## Start Data supplied
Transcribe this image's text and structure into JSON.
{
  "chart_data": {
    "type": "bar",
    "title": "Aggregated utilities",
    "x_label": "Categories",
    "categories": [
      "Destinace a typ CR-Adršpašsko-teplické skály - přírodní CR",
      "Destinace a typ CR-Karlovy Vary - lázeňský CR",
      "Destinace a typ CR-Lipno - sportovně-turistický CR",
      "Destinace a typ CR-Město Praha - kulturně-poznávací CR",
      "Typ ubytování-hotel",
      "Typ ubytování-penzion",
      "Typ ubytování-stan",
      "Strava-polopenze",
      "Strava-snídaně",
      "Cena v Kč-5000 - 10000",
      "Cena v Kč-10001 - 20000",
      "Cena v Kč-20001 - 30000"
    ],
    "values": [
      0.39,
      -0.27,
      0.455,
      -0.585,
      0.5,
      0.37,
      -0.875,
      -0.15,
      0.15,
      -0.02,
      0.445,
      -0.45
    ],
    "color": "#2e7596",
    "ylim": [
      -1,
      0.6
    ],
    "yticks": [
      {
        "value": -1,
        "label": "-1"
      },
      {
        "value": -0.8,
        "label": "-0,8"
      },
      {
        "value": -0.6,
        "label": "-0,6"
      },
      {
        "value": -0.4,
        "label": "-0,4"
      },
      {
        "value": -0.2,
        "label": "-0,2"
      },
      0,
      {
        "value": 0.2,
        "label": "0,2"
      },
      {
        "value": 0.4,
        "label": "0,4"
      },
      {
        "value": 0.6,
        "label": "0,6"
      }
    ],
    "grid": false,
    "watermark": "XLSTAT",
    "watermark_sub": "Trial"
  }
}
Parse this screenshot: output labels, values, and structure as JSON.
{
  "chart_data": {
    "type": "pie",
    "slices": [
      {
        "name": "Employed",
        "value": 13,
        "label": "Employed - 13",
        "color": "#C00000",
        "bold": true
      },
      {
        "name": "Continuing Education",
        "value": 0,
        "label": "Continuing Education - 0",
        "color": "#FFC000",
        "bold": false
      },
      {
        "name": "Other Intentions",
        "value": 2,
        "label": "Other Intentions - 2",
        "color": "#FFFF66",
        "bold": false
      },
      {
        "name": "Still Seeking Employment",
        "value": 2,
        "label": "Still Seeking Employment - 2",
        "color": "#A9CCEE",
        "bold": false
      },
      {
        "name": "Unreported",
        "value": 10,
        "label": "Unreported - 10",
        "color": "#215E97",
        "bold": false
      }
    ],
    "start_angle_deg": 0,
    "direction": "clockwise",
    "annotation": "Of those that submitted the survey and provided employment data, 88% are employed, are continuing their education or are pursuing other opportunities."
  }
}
## End Data supplied
Your task:
Of the lines in the material above, state how many contain the string "structure"; give no other text.

Answer to this task:
2